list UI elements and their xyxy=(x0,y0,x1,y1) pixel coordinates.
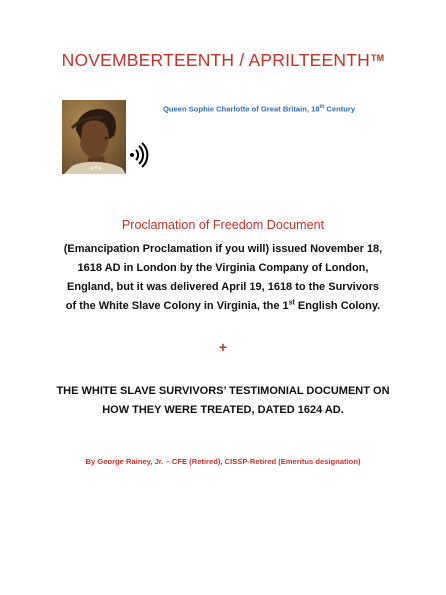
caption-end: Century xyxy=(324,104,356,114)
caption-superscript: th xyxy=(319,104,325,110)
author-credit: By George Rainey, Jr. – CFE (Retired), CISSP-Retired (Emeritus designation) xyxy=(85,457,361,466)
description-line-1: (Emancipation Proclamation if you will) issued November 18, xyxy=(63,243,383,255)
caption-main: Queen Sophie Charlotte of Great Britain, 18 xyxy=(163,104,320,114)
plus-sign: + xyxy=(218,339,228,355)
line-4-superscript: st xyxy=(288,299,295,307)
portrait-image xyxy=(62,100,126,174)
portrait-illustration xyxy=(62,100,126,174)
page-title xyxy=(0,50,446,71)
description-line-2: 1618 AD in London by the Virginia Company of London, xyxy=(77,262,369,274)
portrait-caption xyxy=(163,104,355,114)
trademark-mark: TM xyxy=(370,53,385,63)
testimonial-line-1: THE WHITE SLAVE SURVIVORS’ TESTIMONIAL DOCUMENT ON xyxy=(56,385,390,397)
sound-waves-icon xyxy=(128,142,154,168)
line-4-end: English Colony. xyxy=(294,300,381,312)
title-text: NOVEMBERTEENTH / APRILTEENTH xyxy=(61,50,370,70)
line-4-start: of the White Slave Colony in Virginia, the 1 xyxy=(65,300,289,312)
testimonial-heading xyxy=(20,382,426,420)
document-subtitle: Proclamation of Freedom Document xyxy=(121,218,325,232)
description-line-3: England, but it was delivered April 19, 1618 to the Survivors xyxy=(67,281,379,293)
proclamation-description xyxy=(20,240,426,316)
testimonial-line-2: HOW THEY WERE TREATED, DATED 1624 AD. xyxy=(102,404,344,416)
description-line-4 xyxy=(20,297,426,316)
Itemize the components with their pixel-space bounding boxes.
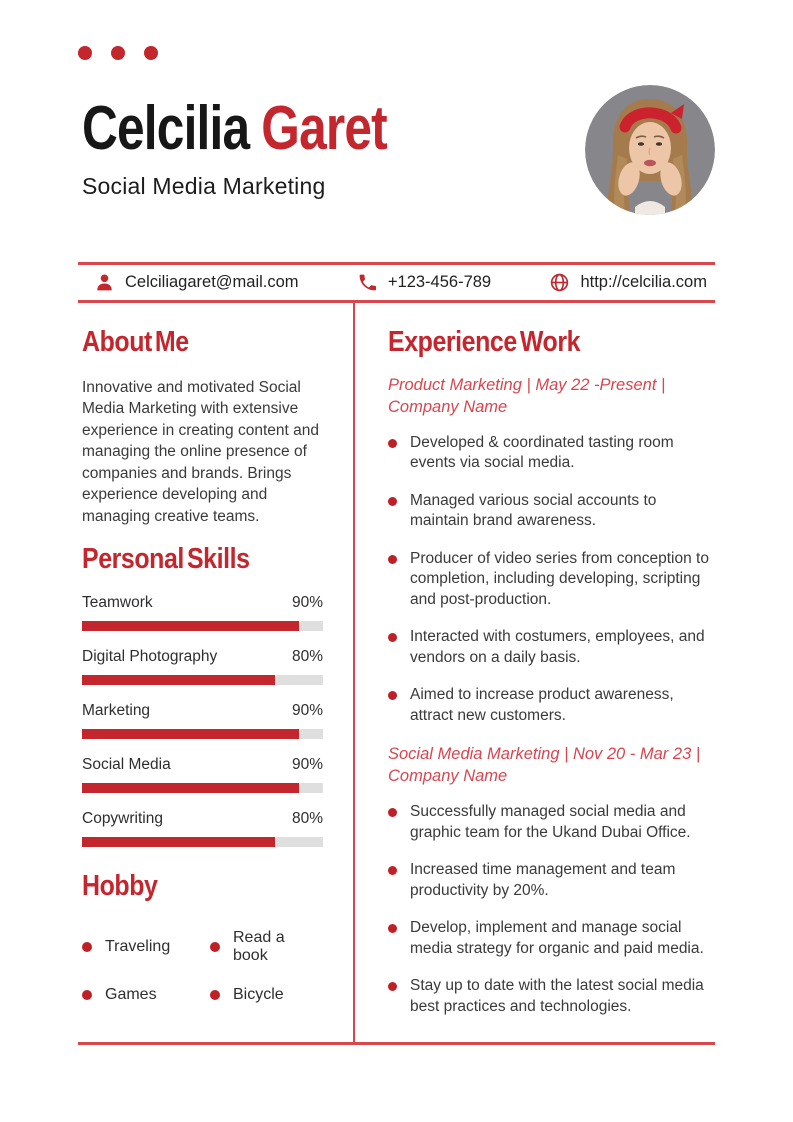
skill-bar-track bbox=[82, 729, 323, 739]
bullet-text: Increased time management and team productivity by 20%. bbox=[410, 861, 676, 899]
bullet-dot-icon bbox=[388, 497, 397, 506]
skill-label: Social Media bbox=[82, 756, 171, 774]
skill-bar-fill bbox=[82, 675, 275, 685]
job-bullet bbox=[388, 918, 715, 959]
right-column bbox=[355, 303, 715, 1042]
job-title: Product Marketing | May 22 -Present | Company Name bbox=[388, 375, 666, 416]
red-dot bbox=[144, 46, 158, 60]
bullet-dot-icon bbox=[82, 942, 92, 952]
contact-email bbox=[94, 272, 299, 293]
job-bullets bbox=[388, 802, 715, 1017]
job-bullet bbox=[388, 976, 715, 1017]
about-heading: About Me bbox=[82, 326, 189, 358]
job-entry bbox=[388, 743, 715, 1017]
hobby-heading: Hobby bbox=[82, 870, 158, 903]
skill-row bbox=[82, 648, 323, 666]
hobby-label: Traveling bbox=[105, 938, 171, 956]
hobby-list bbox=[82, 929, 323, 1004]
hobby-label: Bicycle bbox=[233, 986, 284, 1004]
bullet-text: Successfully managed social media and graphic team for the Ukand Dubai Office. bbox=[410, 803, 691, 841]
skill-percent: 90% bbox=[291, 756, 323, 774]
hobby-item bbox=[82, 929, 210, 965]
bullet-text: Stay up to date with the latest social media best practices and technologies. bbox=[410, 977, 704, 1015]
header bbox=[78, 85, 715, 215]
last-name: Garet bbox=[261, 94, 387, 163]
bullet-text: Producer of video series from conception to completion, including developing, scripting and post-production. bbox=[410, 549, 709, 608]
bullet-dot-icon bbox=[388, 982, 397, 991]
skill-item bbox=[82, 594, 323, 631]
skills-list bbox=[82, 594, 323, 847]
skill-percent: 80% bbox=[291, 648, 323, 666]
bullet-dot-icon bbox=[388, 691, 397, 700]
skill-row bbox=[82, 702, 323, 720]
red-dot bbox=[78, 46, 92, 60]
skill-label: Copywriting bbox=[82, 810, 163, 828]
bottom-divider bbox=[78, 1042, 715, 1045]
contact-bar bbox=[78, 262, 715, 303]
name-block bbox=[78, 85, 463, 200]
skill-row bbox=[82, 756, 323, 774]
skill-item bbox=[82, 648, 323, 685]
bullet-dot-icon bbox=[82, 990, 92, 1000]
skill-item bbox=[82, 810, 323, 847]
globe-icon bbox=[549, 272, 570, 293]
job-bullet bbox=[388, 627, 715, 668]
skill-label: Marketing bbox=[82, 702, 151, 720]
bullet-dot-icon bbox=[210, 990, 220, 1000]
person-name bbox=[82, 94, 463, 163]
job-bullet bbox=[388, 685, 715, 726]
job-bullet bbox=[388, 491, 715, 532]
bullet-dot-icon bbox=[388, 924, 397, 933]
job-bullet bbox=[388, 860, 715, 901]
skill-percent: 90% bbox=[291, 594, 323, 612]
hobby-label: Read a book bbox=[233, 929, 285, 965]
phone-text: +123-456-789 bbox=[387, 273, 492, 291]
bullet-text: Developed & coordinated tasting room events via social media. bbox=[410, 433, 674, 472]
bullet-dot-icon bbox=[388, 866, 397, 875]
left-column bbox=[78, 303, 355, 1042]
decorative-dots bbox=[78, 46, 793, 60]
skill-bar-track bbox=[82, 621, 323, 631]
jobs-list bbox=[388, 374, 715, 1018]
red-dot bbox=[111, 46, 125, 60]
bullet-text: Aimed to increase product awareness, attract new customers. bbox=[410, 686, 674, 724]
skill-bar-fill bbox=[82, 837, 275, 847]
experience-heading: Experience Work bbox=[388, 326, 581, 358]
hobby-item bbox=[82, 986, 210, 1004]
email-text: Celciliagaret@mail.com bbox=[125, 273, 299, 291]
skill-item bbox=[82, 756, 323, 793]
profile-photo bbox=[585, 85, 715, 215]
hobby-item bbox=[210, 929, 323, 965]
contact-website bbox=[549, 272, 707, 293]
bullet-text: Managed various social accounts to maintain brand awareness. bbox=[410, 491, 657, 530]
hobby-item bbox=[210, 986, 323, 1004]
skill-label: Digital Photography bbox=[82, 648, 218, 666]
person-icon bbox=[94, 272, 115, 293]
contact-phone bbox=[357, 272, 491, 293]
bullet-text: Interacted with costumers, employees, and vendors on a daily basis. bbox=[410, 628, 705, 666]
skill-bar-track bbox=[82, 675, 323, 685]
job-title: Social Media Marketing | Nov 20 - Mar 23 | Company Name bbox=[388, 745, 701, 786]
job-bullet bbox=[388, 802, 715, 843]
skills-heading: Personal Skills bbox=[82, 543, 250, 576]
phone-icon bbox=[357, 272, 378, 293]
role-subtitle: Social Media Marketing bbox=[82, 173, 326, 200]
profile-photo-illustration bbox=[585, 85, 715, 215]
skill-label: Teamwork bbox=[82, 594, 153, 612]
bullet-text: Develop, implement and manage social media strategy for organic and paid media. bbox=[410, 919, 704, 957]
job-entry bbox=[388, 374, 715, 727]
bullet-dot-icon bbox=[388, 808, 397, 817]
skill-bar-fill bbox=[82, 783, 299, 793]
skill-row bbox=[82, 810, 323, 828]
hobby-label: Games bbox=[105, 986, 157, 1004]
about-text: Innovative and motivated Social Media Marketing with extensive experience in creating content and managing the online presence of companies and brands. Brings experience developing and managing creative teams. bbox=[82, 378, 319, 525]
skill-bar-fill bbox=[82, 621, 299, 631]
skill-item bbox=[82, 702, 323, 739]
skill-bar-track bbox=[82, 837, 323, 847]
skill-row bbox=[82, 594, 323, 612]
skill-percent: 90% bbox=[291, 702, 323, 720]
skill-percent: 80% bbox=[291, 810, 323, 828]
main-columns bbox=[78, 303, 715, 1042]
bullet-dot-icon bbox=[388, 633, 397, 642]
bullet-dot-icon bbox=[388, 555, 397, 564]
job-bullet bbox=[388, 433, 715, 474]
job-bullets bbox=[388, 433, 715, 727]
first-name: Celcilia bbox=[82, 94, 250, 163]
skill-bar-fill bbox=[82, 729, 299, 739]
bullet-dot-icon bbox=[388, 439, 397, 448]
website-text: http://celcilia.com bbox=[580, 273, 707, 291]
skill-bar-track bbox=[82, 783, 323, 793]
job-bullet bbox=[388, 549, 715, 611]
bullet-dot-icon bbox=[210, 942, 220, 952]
______
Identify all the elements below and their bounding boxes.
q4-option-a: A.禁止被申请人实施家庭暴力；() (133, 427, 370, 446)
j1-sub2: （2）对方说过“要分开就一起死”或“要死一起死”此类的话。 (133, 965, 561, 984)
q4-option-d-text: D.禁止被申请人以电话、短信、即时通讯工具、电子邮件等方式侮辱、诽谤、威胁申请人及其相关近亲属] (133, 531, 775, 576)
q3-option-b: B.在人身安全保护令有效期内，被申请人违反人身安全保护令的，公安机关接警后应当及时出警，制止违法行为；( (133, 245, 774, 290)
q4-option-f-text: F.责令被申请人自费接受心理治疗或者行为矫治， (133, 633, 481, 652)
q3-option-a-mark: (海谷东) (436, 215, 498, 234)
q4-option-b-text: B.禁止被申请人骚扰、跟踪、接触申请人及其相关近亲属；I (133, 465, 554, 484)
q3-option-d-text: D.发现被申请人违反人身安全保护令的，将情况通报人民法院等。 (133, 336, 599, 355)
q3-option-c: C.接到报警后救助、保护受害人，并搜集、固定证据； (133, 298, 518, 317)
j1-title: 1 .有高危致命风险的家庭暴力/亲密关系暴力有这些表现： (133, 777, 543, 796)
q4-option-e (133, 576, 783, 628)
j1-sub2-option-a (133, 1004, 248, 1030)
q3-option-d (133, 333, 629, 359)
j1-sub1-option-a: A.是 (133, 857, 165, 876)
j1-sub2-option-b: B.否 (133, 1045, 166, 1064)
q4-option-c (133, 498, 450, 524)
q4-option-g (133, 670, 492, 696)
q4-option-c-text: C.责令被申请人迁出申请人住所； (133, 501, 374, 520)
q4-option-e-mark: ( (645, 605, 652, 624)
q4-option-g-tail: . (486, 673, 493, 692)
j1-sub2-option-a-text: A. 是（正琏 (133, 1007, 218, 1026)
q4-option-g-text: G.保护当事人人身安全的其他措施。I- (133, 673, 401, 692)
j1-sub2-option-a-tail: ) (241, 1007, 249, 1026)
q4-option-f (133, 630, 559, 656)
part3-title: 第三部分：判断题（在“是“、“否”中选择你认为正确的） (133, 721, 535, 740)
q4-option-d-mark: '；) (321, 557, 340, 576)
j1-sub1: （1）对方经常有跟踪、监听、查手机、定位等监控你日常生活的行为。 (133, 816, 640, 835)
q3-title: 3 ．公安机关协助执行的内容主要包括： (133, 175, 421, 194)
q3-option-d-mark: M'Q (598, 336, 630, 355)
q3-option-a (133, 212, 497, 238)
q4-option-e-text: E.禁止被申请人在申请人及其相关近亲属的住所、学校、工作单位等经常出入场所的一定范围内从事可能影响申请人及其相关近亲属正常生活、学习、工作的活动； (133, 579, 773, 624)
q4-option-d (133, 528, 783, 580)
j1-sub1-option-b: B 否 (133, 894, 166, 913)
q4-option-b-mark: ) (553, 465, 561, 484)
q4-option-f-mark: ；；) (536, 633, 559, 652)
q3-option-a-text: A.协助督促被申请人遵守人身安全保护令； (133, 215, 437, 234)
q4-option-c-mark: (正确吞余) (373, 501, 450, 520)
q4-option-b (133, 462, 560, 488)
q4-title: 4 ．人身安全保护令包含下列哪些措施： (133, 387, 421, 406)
______
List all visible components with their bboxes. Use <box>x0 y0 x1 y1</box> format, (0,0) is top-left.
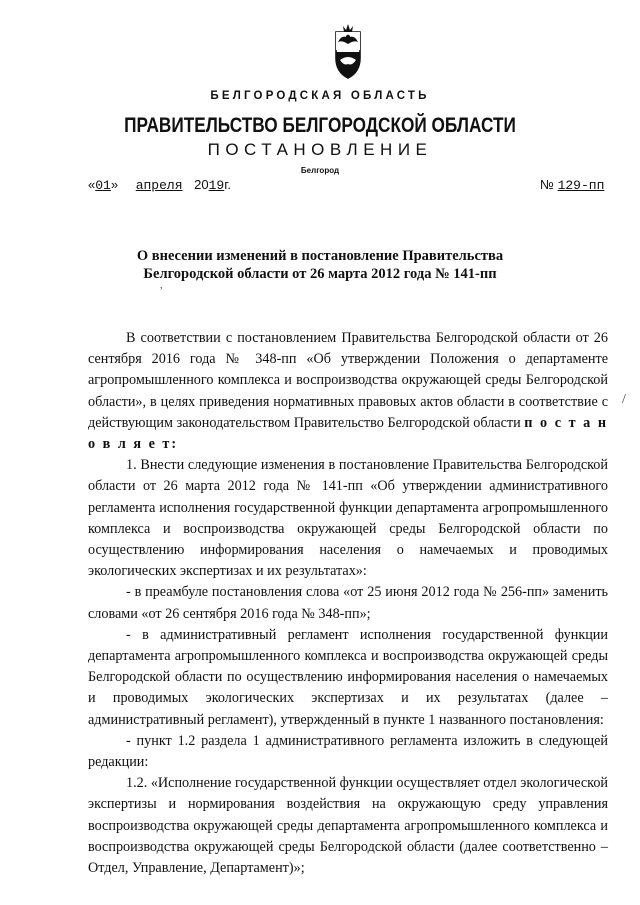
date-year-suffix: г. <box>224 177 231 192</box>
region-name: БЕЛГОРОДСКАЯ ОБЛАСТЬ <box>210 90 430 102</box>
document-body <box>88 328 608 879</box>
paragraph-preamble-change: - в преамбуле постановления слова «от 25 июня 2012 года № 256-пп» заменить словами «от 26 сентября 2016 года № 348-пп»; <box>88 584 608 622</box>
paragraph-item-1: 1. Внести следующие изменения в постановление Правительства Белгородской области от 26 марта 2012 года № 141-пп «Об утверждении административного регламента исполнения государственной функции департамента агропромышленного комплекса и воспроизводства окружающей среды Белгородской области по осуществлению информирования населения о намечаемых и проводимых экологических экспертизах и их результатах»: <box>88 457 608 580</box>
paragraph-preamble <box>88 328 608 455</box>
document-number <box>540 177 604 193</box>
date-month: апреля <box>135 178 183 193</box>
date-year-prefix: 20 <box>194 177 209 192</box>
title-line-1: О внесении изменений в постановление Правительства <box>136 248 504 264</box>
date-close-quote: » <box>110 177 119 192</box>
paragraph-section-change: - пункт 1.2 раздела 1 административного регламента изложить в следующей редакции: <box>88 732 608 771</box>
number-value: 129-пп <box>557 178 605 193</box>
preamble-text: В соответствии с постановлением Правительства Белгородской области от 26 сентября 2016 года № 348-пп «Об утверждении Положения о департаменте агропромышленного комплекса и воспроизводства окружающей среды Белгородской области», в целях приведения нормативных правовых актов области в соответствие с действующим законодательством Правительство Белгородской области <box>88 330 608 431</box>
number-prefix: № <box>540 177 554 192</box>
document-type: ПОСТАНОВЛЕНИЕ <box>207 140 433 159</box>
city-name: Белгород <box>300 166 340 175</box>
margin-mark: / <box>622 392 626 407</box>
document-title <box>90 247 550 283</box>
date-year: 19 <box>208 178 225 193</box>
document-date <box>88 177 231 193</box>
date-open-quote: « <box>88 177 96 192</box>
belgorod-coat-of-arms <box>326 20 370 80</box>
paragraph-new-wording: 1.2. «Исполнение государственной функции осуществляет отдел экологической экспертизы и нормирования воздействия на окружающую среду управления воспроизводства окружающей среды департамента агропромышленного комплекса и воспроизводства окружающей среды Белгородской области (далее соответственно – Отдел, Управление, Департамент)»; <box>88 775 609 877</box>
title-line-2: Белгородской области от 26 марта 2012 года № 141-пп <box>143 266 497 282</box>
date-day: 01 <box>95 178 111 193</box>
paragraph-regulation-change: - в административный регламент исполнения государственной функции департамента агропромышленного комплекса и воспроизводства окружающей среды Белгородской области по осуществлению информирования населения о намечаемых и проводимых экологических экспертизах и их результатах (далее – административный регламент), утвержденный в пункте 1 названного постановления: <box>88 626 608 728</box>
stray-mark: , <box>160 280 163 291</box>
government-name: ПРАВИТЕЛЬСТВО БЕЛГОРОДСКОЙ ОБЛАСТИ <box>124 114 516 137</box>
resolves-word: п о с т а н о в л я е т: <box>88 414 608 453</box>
______
Task goal
Copy character for character every line from the one containing "Identify all the" up to and including the one containing "q4-title: 4 ．人身安全保护令包含下列哪些措施：".

Exercise result
Identify all the elements below and their bounding boxes.
q4-option-a: A.禁止被申请人实施家庭暴力；() (133, 427, 370, 446)
j1-sub2: （2）对方说过“要分开就一起死”或“要死一起死”此类的话。 (133, 965, 561, 984)
q4-option-d-text: D.禁止被申请人以电话、短信、即时通讯工具、电子邮件等方式侮辱、诽谤、威胁申请人及其相关近亲属] (133, 531, 775, 576)
q3-option-b: B.在人身安全保护令有效期内，被申请人违反人身安全保护令的，公安机关接警后应当及时出警，制止违法行为；( (133, 245, 774, 290)
q4-option-f-text: F.责令被申请人自费接受心理治疗或者行为矫治， (133, 633, 481, 652)
q3-option-a-mark: (海谷东) (436, 215, 498, 234)
q4-option-b-text: B.禁止被申请人骚扰、跟踪、接触申请人及其相关近亲属；I (133, 465, 554, 484)
q3-option-d-text: D.发现被申请人违反人身安全保护令的，将情况通报人民法院等。 (133, 336, 599, 355)
q3-option-c: C.接到报警后救助、保护受害人，并搜集、固定证据； (133, 298, 518, 317)
j1-title: 1 .有高危致命风险的家庭暴力/亲密关系暴力有这些表现： (133, 777, 543, 796)
q4-option-e (133, 576, 783, 628)
j1-sub2-option-a (133, 1004, 248, 1030)
q3-option-d (133, 333, 629, 359)
j1-sub1-option-a: A.是 (133, 857, 165, 876)
j1-sub2-option-b: B.否 (133, 1045, 166, 1064)
q4-option-c (133, 498, 450, 524)
q4-option-g (133, 670, 492, 696)
q4-option-c-text: C.责令被申请人迁出申请人住所； (133, 501, 374, 520)
q4-option-e-mark: ( (645, 605, 652, 624)
q4-option-g-tail: . (486, 673, 493, 692)
j1-sub2-option-a-text: A. 是（正琏 (133, 1007, 218, 1026)
q4-option-g-text: G.保护当事人人身安全的其他措施。I- (133, 673, 401, 692)
j1-sub2-option-a-tail: ) (241, 1007, 249, 1026)
q4-option-f (133, 630, 559, 656)
part3-title: 第三部分：判断题（在“是“、“否”中选择你认为正确的） (133, 721, 535, 740)
q4-option-d-mark: '；) (321, 557, 340, 576)
j1-sub1: （1）对方经常有跟踪、监听、查手机、定位等监控你日常生活的行为。 (133, 816, 640, 835)
q3-title: 3 ．公安机关协助执行的内容主要包括： (133, 175, 421, 194)
q3-option-d-mark: M'Q (598, 336, 630, 355)
q3-option-a (133, 212, 497, 238)
q4-option-e-text: E.禁止被申请人在申请人及其相关近亲属的住所、学校、工作单位等经常出入场所的一定范围内从事可能影响申请人及其相关近亲属正常生活、学习、工作的活动； (133, 579, 773, 624)
q4-option-d (133, 528, 783, 580)
j1-sub1-option-b: B 否 (133, 894, 166, 913)
q4-option-b-mark: ) (553, 465, 561, 484)
q4-option-f-mark: ；；) (536, 633, 559, 652)
q3-option-a-text: A.协助督促被申请人遵守人身安全保护令； (133, 215, 437, 234)
q4-option-c-mark: (正确吞余) (373, 501, 450, 520)
q4-option-b (133, 462, 560, 488)
q4-title: 4 ．人身安全保护令包含下列哪些措施： (133, 387, 421, 406)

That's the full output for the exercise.